*** Opening Exercise materials ***
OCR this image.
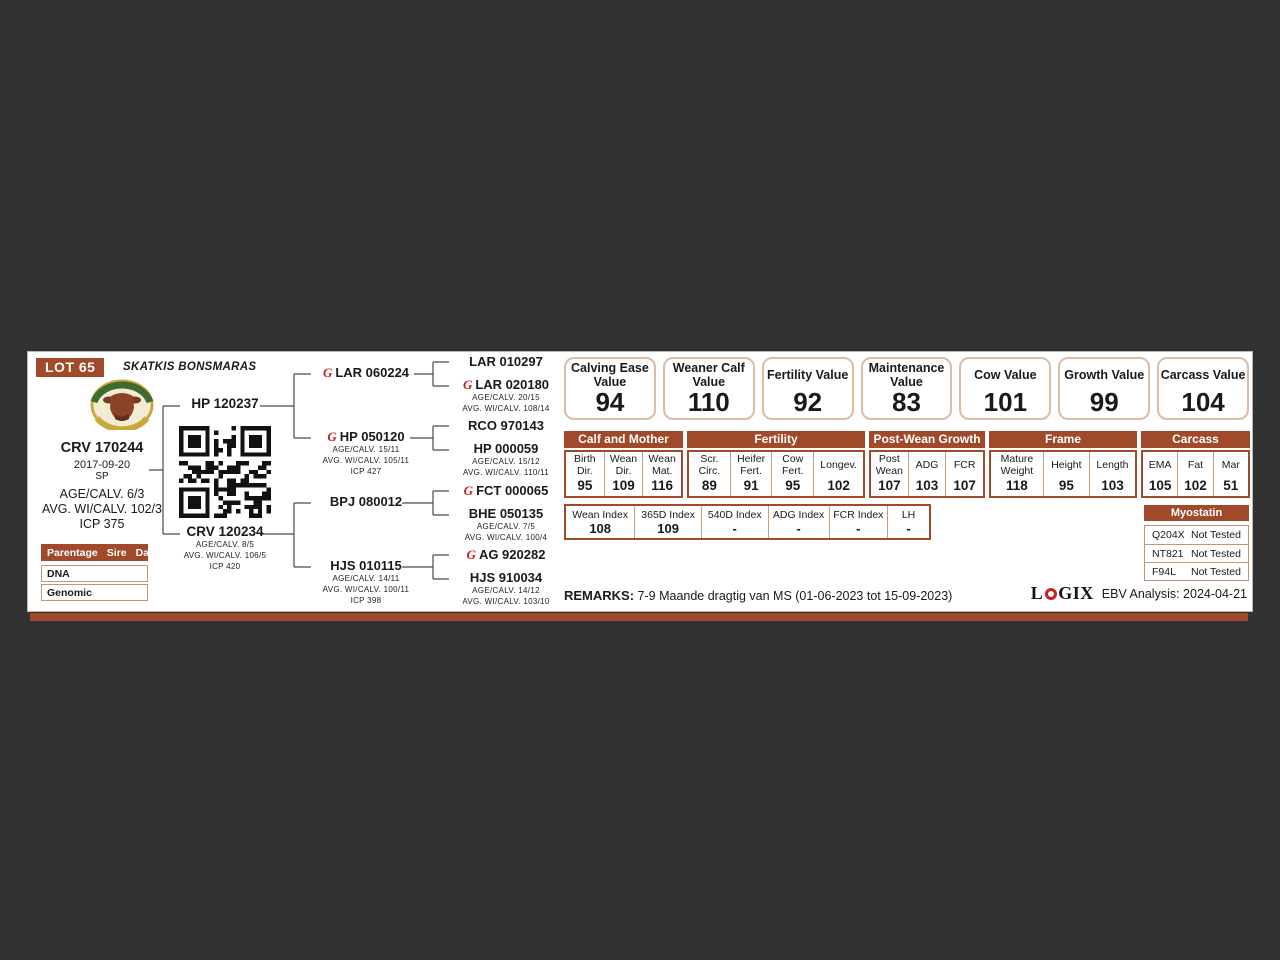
LOT 65	SKATKIS BONSMARAS
CRV 170244
2017-09-20
SP
AGE/CALV. 6/3
AVG. WI/CALV. 102/3
ICP 375
Parentage Sire Dam
DNA
Genomic
HP 120237
CRV 120234
AGE/CALV. 8/5
AVG. WI/CALV. 106/5
ICP 420
G LAR 060224
G HP 050120
AGE/CALV. 15/11
AVG. WI/CALV. 105/11
ICP 427
BPJ 080012
HJS 010115
AGE/CALV. 14/11
AVG. WI/CALV. 100/11
ICP 398
LAR 010297
G LAR 020180
AGE/CALV. 20/15
AVG. WI/CALV. 108/14
RCO 970143
HP 000059
AGE/CALV. 15/12
AVG. WI/CALV. 110/11
G FCT 000065
BHE 050135
AGE/CALV. 7/5
AVG. WI/CALV. 100/4
G AG 920282
HJS 910034
AGE/CALV. 14/12
AVG. WI/CALV. 103/10
Calving Ease Value
94
Weaner Calf Value
110
Fertility Value
92
Maintenance Value
83
Cow Value
101
Growth Value
99
Carcass Value
104
Calf and Mother
Birth Dir.
95
Wean Dir.
109
Wean Mat.
116
Fertility
Scr. Circ.
89
Heifer Fert.
91
Cow Fert.
95
Longev.
102
Post-Wean Growth
Post Wean
107
ADG
103
FCR
107
Frame
Mature Weight
118
Height
95
Length
103
Carcass
EMA
105
Fat
102
Mar
51
Wean Index
108
365D Index
109
540D Index
-
ADG Index
-
FCR Index
-
LH
-
Myostatin
Q204X Not Tested
NT821 Not Tested
F94L Not Tested
REMARKS: 7-9 Maande dragtig van MS (01-06-2023 tot 15-09-2023)	L GIX EBV Analysis: 2024-04-21
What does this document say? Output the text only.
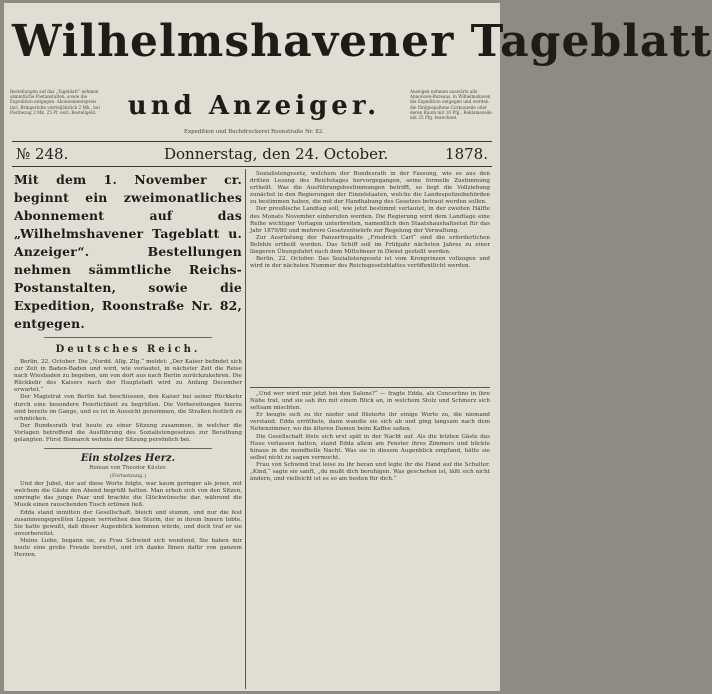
Bestellungen auf das „Tageblatt“ nehmen sämmtliche Postanstalten, sowie die Expedition entgegen. Abonnementspreis incl. Bringerlohn vierteljährlich 2 Mk., bei Postbezug 2 Mk. 25 Pf. excl. Bestellgeld.
Anzeigen nehmen auswärts alle Annoncen-Bureaus, in Wilhelmshaven die Expedition entgegen und werden die fünfgespaltene Corpuszeile oder deren Raum mit 10 Pfg., Reklamezeile mit 25 Pfg. berechnet.
Wilhelmshavener Tageblatt
und Anzeiger.
Expedition und Buchdruckerei Roonstraße Nr. 82.
№ 248.	Donnerstag, den 24. October.	1878.
Mit dem 1. November cr. beginnt ein zweimonatliches Abonnement auf das „Wilhelmshavener Tageblatt u. Anzeiger“. Bestellungen nehmen sämmtliche Reichs-Postanstalten, sowie die Expedition, Roonstraße Nr. 82, entgegen.
Deutsches Reich.

Berlin, 22. October. Die „Nordd. Allg. Ztg.“ meldet: „Der Kaiser befindet sich zur Zeit in Baden-Baden und wird, wie verlautet, in nächster Zeit die Reise nach Wiesbaden zu begeben, um von dort aus nach Berlin zurückzukehren. Die Rückkehr des Kaisers nach der Hauptstadt wird zu Anfang December erwartet.“

Der Magistrat von Berlin hat beschlossen, den Kaiser bei seiner Rückkehr durch eine besondere Feierlichkeit zu begrüßen. Die Vorbereitungen hierzu sind bereits im Gange, und es ist in Aussicht genommen, die Straßen festlich zu schmücken.

Der Bundesrath trat heute zu einer Sitzung zusammen, in welcher die Vorlagen betreffend die Ausführung des Sozialistengesetzes zur Berathung gelangten. Fürst Bismarck wohnte der Sitzung persönlich bei.

Ein stolzes Herz.
Roman von Theodor Küster.
(Fortsetzung.)

Und der Jubel, der auf diese Worte folgte, war kaum geringer als jener, mit welchem die Gäste den Abend begrüßt hatten. Man erhob sich von den Sitzen, umringte das junge Paar und brachte die Glückwünsche dar, während die Musik einen rauschenden Tusch ertönen ließ.

Edda stand inmitten der Gesellschaft, bleich und stumm, und nur die fest zusammengepreßten Lippen verriethen den Sturm, der in ihrem Innern tobte. Sie hatte gewußt, daß dieser Augenblick kommen würde, und doch traf er sie unvorbereitet.

Meine Liebe, begann sie, zu Frau Schwind sich wendend, Sie haben mir heute eine große Freude bereitet, und ich danke Ihnen dafür von ganzem Herzen.

Sozialistengesetz, welchem der Bundesrath in der Fassung, wie es aus den dritten Lesung des Reichstages hervorgegangen, seine formelle Zustimmung ertheilt. Was die Ausführungsbestimmungen betrifft, so liegt die Vollziehung zunächst in den Regierungen der Einzelstaaten, welche die Landespolizeibehörden zu bestimmen haben, die mit der Handhabung des Gesetzes betraut werden sollen.

Der preußische Landtag soll, wie jetzt bestimmt verlautet, in der zweiten Hälfte des Monats November einberufen werden. Die Regierung wird dem Landtage eine Reihe wichtiger Vorlagen unterbreiten, namentlich den Staatshaushaltsetat für das Jahr 1879/80 und mehrere Gesetzentwürfe zur Regelung der Verwaltung.

Zur Ausrüstung der Panzerfregatte „Friedrich Carl“ sind die erforderlichen Befehle ertheilt worden. Das Schiff soll im Frühjahr nächsten Jahres zu einer längeren Übungsfahrt nach dem Mittelmeer in Dienst gestellt werden.

Berlin, 22. October. Das Sozialistengesetz ist vom Kronprinzen vollzogen und wird in der nächsten Nummer des Reichsgesetzblattes veröffentlicht werden.

„Und wer wird mir jetzt bei den Salons?“ — fragte Edda, als Concertino in ihre Nähe trat, und sie sah ihn mit einem Blick an, in welchem Stolz und Schmerz sich seltsam mischten.

Er beugte sich zu ihr nieder und flüsterte ihr einige Worte zu, die niemand verstand. Edda erröthete, dann wandte sie sich ab und ging langsam nach dem Nebenzimmer, wo die älteren Damen beim Kaffee saßen.

Die Gesellschaft löste sich erst spät in der Nacht auf. Als die letzten Gäste das Haus verlassen hatten, stand Edda allein am Fenster ihres Zimmers und blickte hinaus in die mondhelle Nacht. Was sie in diesem Augenblick empfand, hätte sie selbst nicht zu sagen vermocht.

Frau von Schwind trat leise zu ihr heran und legte ihr die Hand auf die Schulter. „Kind,“ sagte sie sanft, „du mußt dich beruhigen. Was geschehen ist, läßt sich nicht ändern, und vielleicht ist es so am besten für dich.“
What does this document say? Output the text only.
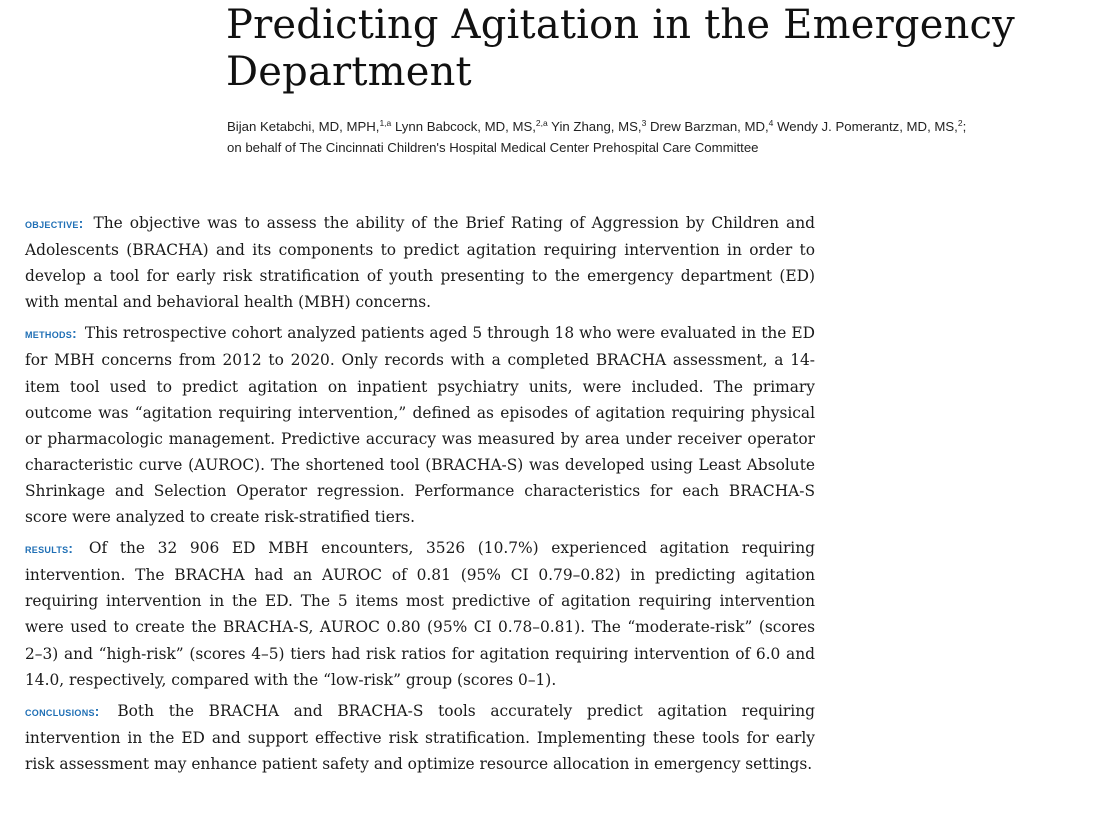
Predicting Agitation in the Emergency Department
Bijan Ketabchi, MD, MPH,$^{1,a}$ Lynn Babcock, MD, MS,$^{2,a}$ Yin Zhang, MS,$^3$ Drew Barzman, MD,$^4$ Wendy J. Pomerantz, MD, MS,$^2$;
on behalf of The Cincinnati Children's Hospital Medical Center Prehospital Care Committee

objective: The objective was to assess the ability of the Brief Rating of Aggression by Children and Adolescents (BRACHA) and its components to predict agitation requiring intervention in order to develop a tool for early risk stratification of youth presenting to the emergency department (ED) with mental and behavioral health (MBH) concerns.

methods: This retrospective cohort analyzed patients aged 5 through 18 who were evaluated in the ED for MBH concerns from 2012 to 2020. Only records with a completed BRACHA assessment, a 14-item tool used to predict agitation on inpatient psychiatry units, were included. The primary outcome was “agitation requiring intervention,” defined as episodes of agitation requiring physical or pharmacologic management. Predictive accuracy was measured by area under receiver operator characteristic curve (AUROC). The shortened tool (BRACHA-S) was developed using Least Absolute Shrinkage and Selection Operator regression. Performance characteristics for each BRACHA-S score were analyzed to create risk-stratified tiers.

results: Of the 32 906 ED MBH encounters, 3526 (10.7%) experienced agitation requiring intervention. The BRACHA had an AUROC of 0.81 (95% CI 0.79–0.82) in predicting agitation requiring intervention in the ED. The 5 items most predictive of agitation requiring intervention were used to create the BRACHA-S, AUROC 0.80 (95% CI 0.78–0.81). The “moderate-risk” (scores 2–3) and “high-risk” (scores 4–5) tiers had risk ratios for agitation requiring intervention of 6.0 and 14.0, respectively, compared with the “low-risk” group (scores 0–1).

conclusions: Both the BRACHA and BRACHA-S tools accurately predict agitation requiring intervention in the ED and support effective risk stratification. Implementing these tools for early risk assessment may enhance patient safety and optimize resource allocation in emergency settings.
*** Closing Exercise materials ***
# Work task
Only a number is expected in response: how many lines of the records above include the word "wird".

# Problem solution
4